→ **ÉNONCÉ A**:
Modifiez l'éditorial sur la zone industrialo-portuaire de Cacouna : recopiez-le en commençant par « En réponse aux » et en allant jusqu'à « qu’offre ce secteur. », avec « trafic maritime » remplacé par « transport maritime ».
→ **ÉNONCÉ B**:
Reprenez l'éditorial sur la zone industrialo-portuaire de Cacouna et poursuivez-le après sa dernière phrase.

(Québec) ÉDITORIAL / C’est à un bien drôle de jeu que se livre le gouvernement libéral avec la région de Cacouna. Fin 2014, le premier ministre Philippe Couillard disait que TransCanada, qui proposait de construire un terminal pétrolier à cet endroit, devrait se chercher des sites alternatifs parce que le béluga du Saint-Laurent, qui «élève» ses petits dans cette partie de l’estuaire en été, venait d’être classé espèce en voie de disparition. Et voilà qu’à peine 18 mois plus tard, son ministre Jean D’Amour veut développer une zone industrialo-portuaire (ZIP) au même endroit, avec l’appui et l’argent du public. Cherchez l’erreur…
À la fin de juin, le provincial a annoncé qu’il consacrerait 125 000 $ à un «plan de développement» d’une ZIP à Cacouna. On est, certes, encore loin de la première pelletée de terre, mais le gouvernement a réservé des enveloppes totalisant 500 millions $ pour établir des «zones» de ce type dans sa Stratégie maritime 2015-2020. Et ce n’est manifestement pas un petit quai pour des chaloupes que M. D’Amour a en tête : «Nous visons à ce que cette zone industrialo-portuaire devienne un centre névralgique et essentiel à la vitalité économique des communautés.»
En réponse aux inquiétudes environnementales, le cabinet de M. D’Amour a reconnu la présence d’une «pouponnière» de béluga devant Cacouna, mais a affirmé qu’il n’était pas prouvé que le trafic maritime venant avec la ZIP dérangerait l’espèce et que «la pouponnière, elle est à un endroit. Mais est-ce qu’il n’y a pas un moyen de passer à côté?»
Or ces arguments nous apparaissent d’une pauvreté accablante. Le projet de terminal de TransCanada avait rallié contre lui un consensus des experts en mammifères marins : tous disaient que les bélugas du Saint-Laurent, et particulièrement leurs veaux, ont besoin de la tranquillité qu’offre ce secteur.

→ **MATÉRIEL FOURNI**:
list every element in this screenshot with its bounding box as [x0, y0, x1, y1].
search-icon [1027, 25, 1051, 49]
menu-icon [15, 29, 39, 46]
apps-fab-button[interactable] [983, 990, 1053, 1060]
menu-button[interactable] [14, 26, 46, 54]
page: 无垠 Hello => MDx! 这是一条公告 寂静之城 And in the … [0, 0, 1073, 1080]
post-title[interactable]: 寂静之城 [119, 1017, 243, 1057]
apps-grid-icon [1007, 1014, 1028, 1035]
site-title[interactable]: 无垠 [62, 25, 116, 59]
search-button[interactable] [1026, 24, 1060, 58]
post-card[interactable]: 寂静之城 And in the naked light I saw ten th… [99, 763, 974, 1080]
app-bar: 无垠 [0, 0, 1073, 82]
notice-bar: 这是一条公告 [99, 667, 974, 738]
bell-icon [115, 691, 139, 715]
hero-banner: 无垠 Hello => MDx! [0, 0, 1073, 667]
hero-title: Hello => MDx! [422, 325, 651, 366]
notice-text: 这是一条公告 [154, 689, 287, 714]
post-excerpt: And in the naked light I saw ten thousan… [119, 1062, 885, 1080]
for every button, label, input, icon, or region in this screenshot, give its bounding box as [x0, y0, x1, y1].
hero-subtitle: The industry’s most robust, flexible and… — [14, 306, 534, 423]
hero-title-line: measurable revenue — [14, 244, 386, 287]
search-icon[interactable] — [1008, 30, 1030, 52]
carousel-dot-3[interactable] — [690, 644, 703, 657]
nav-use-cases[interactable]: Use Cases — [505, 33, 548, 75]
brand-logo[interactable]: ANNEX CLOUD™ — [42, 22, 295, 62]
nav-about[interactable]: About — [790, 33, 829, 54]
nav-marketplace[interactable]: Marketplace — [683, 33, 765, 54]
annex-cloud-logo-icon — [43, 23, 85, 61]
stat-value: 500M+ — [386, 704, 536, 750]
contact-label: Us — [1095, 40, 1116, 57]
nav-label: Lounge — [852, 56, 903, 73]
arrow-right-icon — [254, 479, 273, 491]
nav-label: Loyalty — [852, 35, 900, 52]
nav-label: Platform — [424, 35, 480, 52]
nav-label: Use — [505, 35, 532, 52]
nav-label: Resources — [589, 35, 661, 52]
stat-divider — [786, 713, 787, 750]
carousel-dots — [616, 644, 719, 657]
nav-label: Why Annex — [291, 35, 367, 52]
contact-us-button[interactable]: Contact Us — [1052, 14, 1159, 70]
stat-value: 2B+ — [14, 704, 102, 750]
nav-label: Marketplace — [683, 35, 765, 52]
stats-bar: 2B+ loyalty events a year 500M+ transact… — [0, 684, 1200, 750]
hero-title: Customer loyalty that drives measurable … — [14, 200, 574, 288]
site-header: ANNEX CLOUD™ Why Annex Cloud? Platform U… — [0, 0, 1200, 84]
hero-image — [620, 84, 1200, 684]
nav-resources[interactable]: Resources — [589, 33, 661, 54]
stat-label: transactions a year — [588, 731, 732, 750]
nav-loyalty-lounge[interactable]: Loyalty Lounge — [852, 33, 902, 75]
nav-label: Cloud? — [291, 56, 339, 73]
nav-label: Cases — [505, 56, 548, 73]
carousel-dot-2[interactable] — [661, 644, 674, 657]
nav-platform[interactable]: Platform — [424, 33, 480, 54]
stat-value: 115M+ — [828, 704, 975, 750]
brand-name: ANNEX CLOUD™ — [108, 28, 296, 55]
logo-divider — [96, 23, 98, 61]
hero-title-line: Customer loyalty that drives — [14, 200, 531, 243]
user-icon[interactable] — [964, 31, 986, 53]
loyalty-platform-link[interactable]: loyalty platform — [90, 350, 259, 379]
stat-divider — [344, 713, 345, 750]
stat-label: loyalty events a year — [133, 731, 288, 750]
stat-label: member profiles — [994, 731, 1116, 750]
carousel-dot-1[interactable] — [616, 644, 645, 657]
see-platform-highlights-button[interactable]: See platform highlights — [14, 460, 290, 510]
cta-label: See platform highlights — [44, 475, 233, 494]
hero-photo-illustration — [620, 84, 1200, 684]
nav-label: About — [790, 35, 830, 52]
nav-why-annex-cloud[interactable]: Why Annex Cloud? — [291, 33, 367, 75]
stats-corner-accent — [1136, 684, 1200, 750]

→ **ESPACE RÉPONSE A**:
En réponse aux inquiétudes environnementales, le cabinet de M. D’Amour a reconnu la présence d’une «pouponnière» de béluga devant Cacouna, mais a affirmé qu’il n’était pas prouvé que le transport maritime venant avec la ZIP dérangerait l’espèce et que «la pouponnière, elle est à un endroit. Mais est-ce qu’il n’y a pas un moyen de passer à côté?»
Or ces arguments nous apparaissent d’une pauvreté accablante. Le projet de terminal de TransCanada avait rallié contre lui un consensus des experts en mammifères marins : tous disaient que les bélugas du Saint-Laurent, et particulièrement leurs veaux, ont besoin de la tranquillité qu’offre ce secteur.

→ **ESPACE RÉPONSE B**:
Dans un rapport de 2014, les scientifiques de Pêches et Océans Canada expliquent qu’il y a deux chenaux, que le plus clair du trafic maritime passe par le côté nord du Saint-Laurent, bien qu’il existe un «chenal sud». La présence d’un chapelet d’îles au large de Cacouna et de L’Isle-Verte forme donc un écran qui protège la côte sud contre le bruit, auquel les cétacés sont très sensibles.
Au sujet d’une éventuelle déviation du trafic vers le chenal sud, ces mêmes scientifiques fédéraux écrivaient qu’une «augmentation du trafic maritime dans le secteur sud risque d’avoir des effets négatifs, ou neutres dans le meilleur des cas, sur le rétablissement du béluga du Saint-Laurent. […] La déviation d’une partie du trafic marchand vers le chenal sud diminuerait grandement le nombre de zones à l’abri du bruit pour les femelles, juvéniles et veaux, et contribuerait à la dégradation acoustique de certaines zones de concentration qui, auparavant, étaient peu exposées au bruit de la navigation».
Et les savants remarquaient au passage que la construction d’un terminal pétrolier était clairement un pas dans la mauvaise direction.
Nous n’avons rien contre les ports de mer. En ce qui nous concerne, au contraire, on peut bien en construire plusieurs si cela peut ragaillardir des économies régionales. Mais il suffit d’avoir 2 ¢ de considération pour l’avenir des bélugas, dont la population avoisinerait les 900 (contre 10 000 au XIXe siècle), pour voir que Cacouna est le dernier endroit au Québec où planter un projet portuaire d’envergure.